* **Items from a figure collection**
start

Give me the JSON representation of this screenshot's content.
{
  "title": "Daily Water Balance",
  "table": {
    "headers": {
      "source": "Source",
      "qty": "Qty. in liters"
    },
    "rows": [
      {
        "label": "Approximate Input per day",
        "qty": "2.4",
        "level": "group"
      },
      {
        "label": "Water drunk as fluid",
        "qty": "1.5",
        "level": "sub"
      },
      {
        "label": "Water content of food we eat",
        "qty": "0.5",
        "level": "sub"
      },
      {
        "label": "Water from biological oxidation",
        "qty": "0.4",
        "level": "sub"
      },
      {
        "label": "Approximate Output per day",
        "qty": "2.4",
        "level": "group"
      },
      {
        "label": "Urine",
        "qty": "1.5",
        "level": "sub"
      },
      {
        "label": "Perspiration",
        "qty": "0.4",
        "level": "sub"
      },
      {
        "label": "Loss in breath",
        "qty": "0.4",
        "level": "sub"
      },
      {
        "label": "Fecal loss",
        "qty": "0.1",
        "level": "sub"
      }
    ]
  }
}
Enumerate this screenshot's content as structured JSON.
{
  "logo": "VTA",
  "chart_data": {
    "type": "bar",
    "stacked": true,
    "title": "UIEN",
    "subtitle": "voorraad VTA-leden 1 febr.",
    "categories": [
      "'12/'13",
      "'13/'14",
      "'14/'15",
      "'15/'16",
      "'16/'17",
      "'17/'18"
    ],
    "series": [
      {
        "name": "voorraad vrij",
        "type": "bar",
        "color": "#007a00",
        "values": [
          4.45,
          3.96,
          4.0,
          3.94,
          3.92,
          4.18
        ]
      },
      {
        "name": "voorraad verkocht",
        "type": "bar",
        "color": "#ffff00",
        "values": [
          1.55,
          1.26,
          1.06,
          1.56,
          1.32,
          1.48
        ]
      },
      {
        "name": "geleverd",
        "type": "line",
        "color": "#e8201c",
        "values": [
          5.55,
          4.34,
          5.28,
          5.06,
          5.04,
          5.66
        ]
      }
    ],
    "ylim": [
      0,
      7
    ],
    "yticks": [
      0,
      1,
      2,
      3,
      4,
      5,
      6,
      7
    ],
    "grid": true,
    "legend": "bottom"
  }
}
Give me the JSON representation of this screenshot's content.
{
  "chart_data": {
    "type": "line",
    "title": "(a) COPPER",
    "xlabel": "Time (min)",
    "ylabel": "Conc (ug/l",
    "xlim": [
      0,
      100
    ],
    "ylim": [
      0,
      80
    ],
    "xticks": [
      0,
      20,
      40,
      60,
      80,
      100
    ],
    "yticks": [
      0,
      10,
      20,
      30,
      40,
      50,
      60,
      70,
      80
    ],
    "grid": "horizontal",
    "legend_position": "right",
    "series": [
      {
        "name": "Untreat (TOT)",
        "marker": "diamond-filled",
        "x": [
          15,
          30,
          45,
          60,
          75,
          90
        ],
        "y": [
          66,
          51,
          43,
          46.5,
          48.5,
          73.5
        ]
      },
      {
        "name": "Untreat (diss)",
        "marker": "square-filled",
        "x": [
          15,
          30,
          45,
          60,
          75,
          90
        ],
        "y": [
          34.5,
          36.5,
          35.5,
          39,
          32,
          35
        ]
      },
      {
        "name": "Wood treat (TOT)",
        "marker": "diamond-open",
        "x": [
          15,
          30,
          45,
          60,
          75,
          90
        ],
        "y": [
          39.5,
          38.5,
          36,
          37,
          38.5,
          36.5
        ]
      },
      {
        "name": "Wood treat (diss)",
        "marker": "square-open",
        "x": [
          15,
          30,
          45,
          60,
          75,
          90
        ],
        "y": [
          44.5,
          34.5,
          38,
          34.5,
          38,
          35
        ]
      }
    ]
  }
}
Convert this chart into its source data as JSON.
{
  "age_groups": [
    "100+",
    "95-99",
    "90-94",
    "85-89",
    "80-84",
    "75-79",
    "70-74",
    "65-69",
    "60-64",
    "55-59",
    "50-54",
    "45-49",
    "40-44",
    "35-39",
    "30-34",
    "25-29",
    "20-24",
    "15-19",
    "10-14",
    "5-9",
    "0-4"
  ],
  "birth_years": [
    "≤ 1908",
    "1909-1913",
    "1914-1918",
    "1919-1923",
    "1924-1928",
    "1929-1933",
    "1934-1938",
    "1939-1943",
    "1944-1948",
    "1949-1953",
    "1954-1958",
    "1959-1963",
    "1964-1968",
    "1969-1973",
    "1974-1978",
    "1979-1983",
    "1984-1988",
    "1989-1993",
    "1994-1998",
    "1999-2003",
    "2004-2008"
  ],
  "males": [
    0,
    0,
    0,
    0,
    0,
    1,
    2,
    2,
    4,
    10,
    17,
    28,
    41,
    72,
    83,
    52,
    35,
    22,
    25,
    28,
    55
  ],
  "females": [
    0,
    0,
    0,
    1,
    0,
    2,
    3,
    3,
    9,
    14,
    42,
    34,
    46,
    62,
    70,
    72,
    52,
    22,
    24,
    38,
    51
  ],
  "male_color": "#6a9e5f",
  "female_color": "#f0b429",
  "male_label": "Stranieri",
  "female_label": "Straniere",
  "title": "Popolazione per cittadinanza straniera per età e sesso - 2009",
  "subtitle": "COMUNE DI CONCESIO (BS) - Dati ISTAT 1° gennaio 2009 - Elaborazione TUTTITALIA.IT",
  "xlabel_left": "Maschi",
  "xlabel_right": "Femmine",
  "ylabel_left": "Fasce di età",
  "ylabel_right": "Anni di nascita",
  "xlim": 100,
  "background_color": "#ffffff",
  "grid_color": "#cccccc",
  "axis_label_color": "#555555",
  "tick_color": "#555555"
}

end

Give again the lines from the line holding "Convert this chart" through the close of the listing, both included, exactly as written and with nothing else.

* **SOLUTION**
Convert this chart into its source data as JSON.
{
  "age_groups": [
    "100+",
    "95-99",
    "90-94",
    "85-89",
    "80-84",
    "75-79",
    "70-74",
    "65-69",
    "60-64",
    "55-59",
    "50-54",
    "45-49",
    "40-44",
    "35-39",
    "30-34",
    "25-29",
    "20-24",
    "15-19",
    "10-14",
    "5-9",
    "0-4"
  ],
  "birth_years": [
    "≤ 1908",
    "1909-1913",
    "1914-1918",
    "1919-1923",
    "1924-1928",
    "1929-1933",
    "1934-1938",
    "1939-1943",
    "1944-1948",
    "1949-1953",
    "1954-1958",
    "1959-1963",
    "1964-1968",
    "1969-1973",
    "1974-1978",
    "1979-1983",
    "1984-1988",
    "1989-1993",
    "1994-1998",
    "1999-2003",
    "2004-2008"
  ],
  "males": [
    0,
    0,
    0,
    0,
    0,
    1,
    2,
    2,
    4,
    10,
    17,
    28,
    41,
    72,
    83,
    52,
    35,
    22,
    25,
    28,
    55
  ],
  "females": [
    0,
    0,
    0,
    1,
    0,
    2,
    3,
    3,
    9,
    14,
    42,
    34,
    46,
    62,
    70,
    72,
    52,
    22,
    24,
    38,
    51
  ],
  "male_color": "#6a9e5f",
  "female_color": "#f0b429",
  "male_label": "Stranieri",
  "female_label": "Straniere",
  "title": "Popolazione per cittadinanza straniera per età e sesso - 2009",
  "subtitle": "COMUNE DI CONCESIO (BS) - Dati ISTAT 1° gennaio 2009 - Elaborazione TUTTITALIA.IT",
  "xlabel_left": "Maschi",
  "xlabel_right": "Femmine",
  "ylabel_left": "Fasce di età",
  "ylabel_right": "Anni di nascita",
  "xlim": 100,
  "background_color": "#ffffff",
  "grid_color": "#cccccc",
  "axis_label_color": "#555555",
  "tick_color": "#555555"
}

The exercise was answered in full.